Work instructions => Reproduce each line of the material precisely.

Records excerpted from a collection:
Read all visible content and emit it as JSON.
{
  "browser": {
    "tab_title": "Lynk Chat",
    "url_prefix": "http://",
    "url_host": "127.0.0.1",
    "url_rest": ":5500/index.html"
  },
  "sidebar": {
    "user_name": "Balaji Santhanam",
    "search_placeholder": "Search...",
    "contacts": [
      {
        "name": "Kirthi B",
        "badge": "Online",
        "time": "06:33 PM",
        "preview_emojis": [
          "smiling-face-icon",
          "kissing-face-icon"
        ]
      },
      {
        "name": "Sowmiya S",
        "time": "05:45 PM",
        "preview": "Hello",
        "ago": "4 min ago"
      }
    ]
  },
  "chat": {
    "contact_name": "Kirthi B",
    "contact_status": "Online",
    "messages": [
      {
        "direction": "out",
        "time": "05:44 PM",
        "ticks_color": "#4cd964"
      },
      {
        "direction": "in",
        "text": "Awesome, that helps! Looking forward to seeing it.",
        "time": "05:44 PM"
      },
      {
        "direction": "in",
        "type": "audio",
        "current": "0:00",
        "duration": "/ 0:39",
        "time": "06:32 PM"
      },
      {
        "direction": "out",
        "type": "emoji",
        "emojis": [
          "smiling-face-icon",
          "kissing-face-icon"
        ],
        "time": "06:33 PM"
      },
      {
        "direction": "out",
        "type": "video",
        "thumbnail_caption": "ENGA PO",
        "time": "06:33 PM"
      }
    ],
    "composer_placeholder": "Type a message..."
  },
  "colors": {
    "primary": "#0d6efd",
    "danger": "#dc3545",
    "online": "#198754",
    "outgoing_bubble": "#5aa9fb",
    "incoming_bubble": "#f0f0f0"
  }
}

Answer below =>
Read all visible content and emit it as JSON.
{
  "browser": {
    "tab_title": "Lynk Chat",
    "url_prefix": "http://",
    "url_host": "127.0.0.1",
    "url_rest": ":5500/index.html"
  },
  "sidebar": {
    "user_name": "Balaji Santhanam",
    "search_placeholder": "Search...",
    "contacts": [
      {
        "name": "Kirthi B",
        "badge": "Online",
        "time": "06:33 PM",
        "preview_emojis": [
          "smiling-face-icon",
          "kissing-face-icon"
        ]
      },
      {
        "name": "Sowmiya S",
        "time": "05:45 PM",
        "preview": "Hello",
        "ago": "4 min ago"
      }
    ]
  },
  "chat": {
    "contact_name": "Kirthi B",
    "contact_status": "Online",
    "messages": [
      {
        "direction": "out",
        "time": "05:44 PM",
        "ticks_color": "#4cd964"
      },
      {
        "direction": "in",
        "text": "Awesome, that helps! Looking forward to seeing it.",
        "time": "05:44 PM"
      },
      {
        "direction": "in",
        "type": "audio",
        "current": "0:00",
        "duration": "/ 0:39",
        "time": "06:32 PM"
      },
      {
        "direction": "out",
        "type": "emoji",
        "emojis": [
          "smiling-face-icon",
          "kissing-face-icon"
        ],
        "time": "06:33 PM"
      },
      {
        "direction": "out",
        "type": "video",
        "thumbnail_caption": "ENGA PO",
        "time": "06:33 PM"
      }
    ],
    "composer_placeholder": "Type a message..."
  },
  "colors": {
    "primary": "#0d6efd",
    "danger": "#dc3545",
    "online": "#198754",
    "outgoing_bubble": "#5aa9fb",
    "incoming_bubble": "#f0f0f0"
  }
}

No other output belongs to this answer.